Texto fornecido:
┏━━
A Recomendação é dirigida aos participantes no mercado, sendo estes (i) as empresas que desejam contribuir para a transição para a neutralidade climática e a sustentabilidade ambiental, com exclusão das microempresas, (ii) os intermediários financeiros e os investidores dispostos a conceder financiamento da transição às empresas, (iii) os Estados-Membros e (iv) as autoridades de supervisão financeira (europeias e nacionais).

Tendo em vista a concretização da primeira finalidade acima referida, a Recomendação começa por tratar os conceitos-chave sobre os quais se debruça, fornecendo as definições de transição e de financiamento da transição, entendendo-se a primeira como a transição dos atuais níveis de desempenho climático e ambiental para uma economia com impacto neutro no clima, resiliente às alterações climáticas e ambientalmente sustentável, num prazo que permita alcançar os objetivos climáticos e ambientais da UE, e o segundo correspondendo ao financiamento de investimentos compatíveis com a transição e que contribuam para a mesma, evitando dependências, nomeadamente:

a) investimentos em carteiras de instrumentos financeiros que sigam os índices de referência da UE para a transição climática e os índices de referência da UE alinhados com o Acordo de Paris (os “índices de referência da UE em matéria de clima”);

b) investimentos em atividades económicas alinhadas com a taxonomia europeia, nomeadamente:

i) atividades económicas de transição, na aceção do artigo 10.º, n.º 2, do Regulamento Taxonomia, para o objetivo de atenuação das alterações climáticas;

ii) atividades económicas elegíveis para a taxonomia que se tornem alinhadas com a mesma durante um período máximo de 5 anos (excecionalmente, de 10 anos);

c) investimentos em empresas ou atividades económicas com um plano de transição credível, a nível da empresa ou a nível da atividade;

d) investimentos em empresas ou atividades económicas que tenham objetivos credíveis assentes em dados científicos, que sejam proporcionados e corroborados por informações que garantam a integridade, a transparência e a responsabilização.
┗━━
Dados fornecidos:
┏━━
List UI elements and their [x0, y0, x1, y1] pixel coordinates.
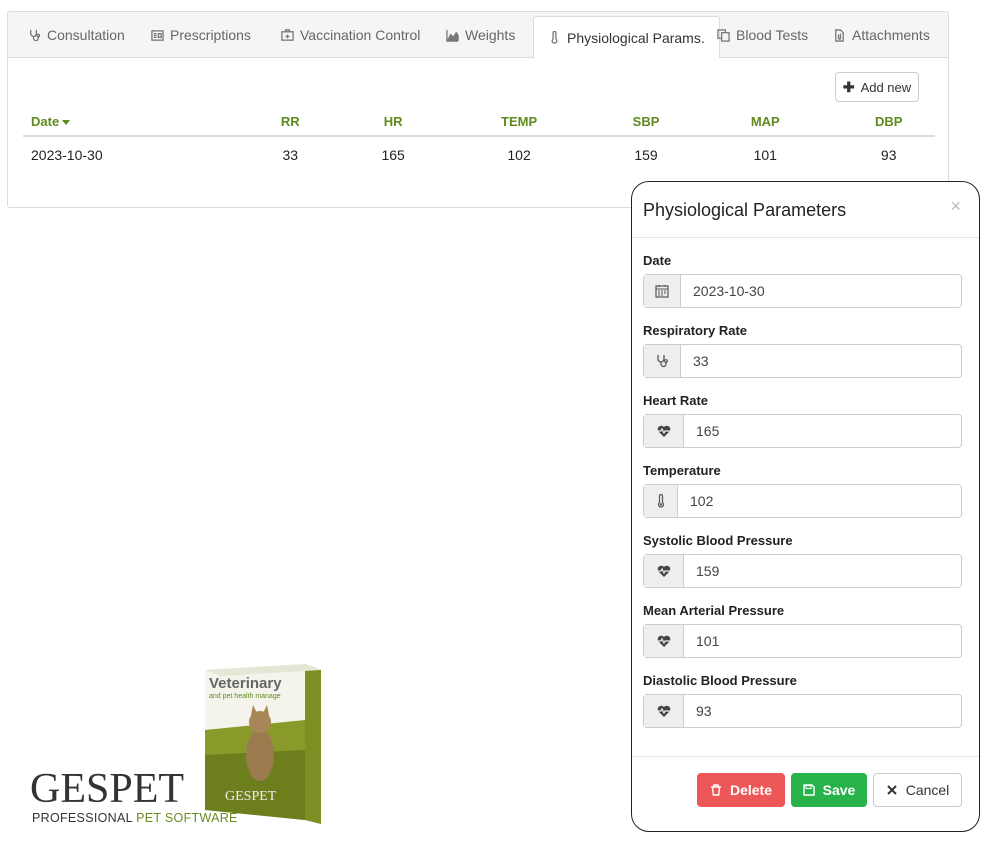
┗━━
Tarefas propostas:
(A) Com base no texto sobre o financiamento da transição, responda:
(i) Que tipo de empresas fica excluído dos participantes no mercado a quem a Recomendação se dirige?
(ii) Em que disposição do Regulamento Taxonomia se definem as atividades económicas de transição?
(iii) Qual é o período máximo, incluindo o excecional, para que as atividades elegíveis para a taxonomia se tornem alinhadas com a mesma?
(B) Prossiga o texto sobre o financiamento da transição a partir da última frase apresentada.

Resultados do exercício:
(A)
(i) As microempresas.
(ii) No artigo 10.º, n.º 2.
(iii) Cinco anos, ou dez anos a título excecional.

(B)
 

  • Recomendações 

Ao nível das empresas, é recomendada a utilização de trajetórias de transição credíveis com uma base científica e também a utilização, sempre de forma voluntária, de outros instrumentos como a taxonomia e os índices de referência da UE em matéria de clima. A acrescer, é sugerida a possibilidade de serem utilizados planos de transição credíveis[1] como forma de potenciar a definição das metas de transição e de articular, de forma estruturada e coerente, as ações e as necessidades específicas de financiamento da transição ao nível da empresa e da atividade económica, podendo, desse modo, os intermediários financeiros e os investidores mais facilmente compreender, comparar e aferir as oportunidades de financiamento da transição.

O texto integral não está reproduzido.